(Chart and figure data)
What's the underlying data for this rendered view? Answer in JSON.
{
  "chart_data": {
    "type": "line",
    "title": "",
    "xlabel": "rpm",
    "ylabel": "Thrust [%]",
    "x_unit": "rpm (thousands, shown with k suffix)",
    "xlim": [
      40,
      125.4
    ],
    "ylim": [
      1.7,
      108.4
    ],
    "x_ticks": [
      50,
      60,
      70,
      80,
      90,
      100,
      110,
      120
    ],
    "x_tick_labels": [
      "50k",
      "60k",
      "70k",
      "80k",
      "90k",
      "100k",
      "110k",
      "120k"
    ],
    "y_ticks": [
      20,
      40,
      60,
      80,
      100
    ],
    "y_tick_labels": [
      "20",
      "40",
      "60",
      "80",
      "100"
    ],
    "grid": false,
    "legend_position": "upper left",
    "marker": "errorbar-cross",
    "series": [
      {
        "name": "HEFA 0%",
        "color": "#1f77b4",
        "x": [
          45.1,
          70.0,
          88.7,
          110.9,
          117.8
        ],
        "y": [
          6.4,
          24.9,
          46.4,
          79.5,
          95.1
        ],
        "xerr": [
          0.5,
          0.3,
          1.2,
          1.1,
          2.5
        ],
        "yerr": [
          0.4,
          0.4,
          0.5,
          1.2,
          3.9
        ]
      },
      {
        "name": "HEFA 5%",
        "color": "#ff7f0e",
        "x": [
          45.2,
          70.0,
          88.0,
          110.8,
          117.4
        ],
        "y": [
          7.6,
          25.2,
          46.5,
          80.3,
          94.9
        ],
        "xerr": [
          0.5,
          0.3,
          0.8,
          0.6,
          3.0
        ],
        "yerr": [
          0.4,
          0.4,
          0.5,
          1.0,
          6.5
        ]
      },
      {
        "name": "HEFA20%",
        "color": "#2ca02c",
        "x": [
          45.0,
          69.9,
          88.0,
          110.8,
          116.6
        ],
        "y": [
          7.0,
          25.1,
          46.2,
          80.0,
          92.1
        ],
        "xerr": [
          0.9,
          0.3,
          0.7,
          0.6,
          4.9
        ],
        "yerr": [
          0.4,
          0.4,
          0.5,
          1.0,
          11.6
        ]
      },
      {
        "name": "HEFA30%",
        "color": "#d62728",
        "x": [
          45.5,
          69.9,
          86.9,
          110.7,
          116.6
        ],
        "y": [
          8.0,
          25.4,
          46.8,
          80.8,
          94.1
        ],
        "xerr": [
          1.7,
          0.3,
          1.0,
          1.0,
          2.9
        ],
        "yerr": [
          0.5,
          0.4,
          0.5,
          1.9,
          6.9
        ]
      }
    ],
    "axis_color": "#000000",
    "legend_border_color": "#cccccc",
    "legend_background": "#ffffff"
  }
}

=== Given request ===
Extract all the material, leaving every line as it is.

=== Answer ===
What's the underlying data for this rendered view? Answer in JSON.
{
  "chart_data": {
    "type": "line",
    "title": "",
    "xlabel": "rpm",
    "ylabel": "Thrust [%]",
    "x_unit": "rpm (thousands, shown with k suffix)",
    "xlim": [
      40,
      125.4
    ],
    "ylim": [
      1.7,
      108.4
    ],
    "x_ticks": [
      50,
      60,
      70,
      80,
      90,
      100,
      110,
      120
    ],
    "x_tick_labels": [
      "50k",
      "60k",
      "70k",
      "80k",
      "90k",
      "100k",
      "110k",
      "120k"
    ],
    "y_ticks": [
      20,
      40,
      60,
      80,
      100
    ],
    "y_tick_labels": [
      "20",
      "40",
      "60",
      "80",
      "100"
    ],
    "grid": false,
    "legend_position": "upper left",
    "marker": "errorbar-cross",
    "series": [
      {
        "name": "HEFA 0%",
        "color": "#1f77b4",
        "x": [
          45.1,
          70.0,
          88.7,
          110.9,
          117.8
        ],
        "y": [
          6.4,
          24.9,
          46.4,
          79.5,
          95.1
        ],
        "xerr": [
          0.5,
          0.3,
          1.2,
          1.1,
          2.5
        ],
        "yerr": [
          0.4,
          0.4,
          0.5,
          1.2,
          3.9
        ]
      },
      {
        "name": "HEFA 5%",
        "color": "#ff7f0e",
        "x": [
          45.2,
          70.0,
          88.0,
          110.8,
          117.4
        ],
        "y": [
          7.6,
          25.2,
          46.5,
          80.3,
          94.9
        ],
        "xerr": [
          0.5,
          0.3,
          0.8,
          0.6,
          3.0
        ],
        "yerr": [
          0.4,
          0.4,
          0.5,
          1.0,
          6.5
        ]
      },
      {
        "name": "HEFA20%",
        "color": "#2ca02c",
        "x": [
          45.0,
          69.9,
          88.0,
          110.8,
          116.6
        ],
        "y": [
          7.0,
          25.1,
          46.2,
          80.0,
          92.1
        ],
        "xerr": [
          0.9,
          0.3,
          0.7,
          0.6,
          4.9
        ],
        "yerr": [
          0.4,
          0.4,
          0.5,
          1.0,
          11.6
        ]
      },
      {
        "name": "HEFA30%",
        "color": "#d62728",
        "x": [
          45.5,
          69.9,
          86.9,
          110.7,
          116.6
        ],
        "y": [
          8.0,
          25.4,
          46.8,
          80.8,
          94.1
        ],
        "xerr": [
          1.7,
          0.3,
          1.0,
          1.0,
          2.9
        ],
        "yerr": [
          0.5,
          0.4,
          0.5,
          1.9,
          6.9
        ]
      }
    ],
    "axis_color": "#000000",
    "legend_border_color": "#cccccc",
    "legend_background": "#ffffff"
  }
}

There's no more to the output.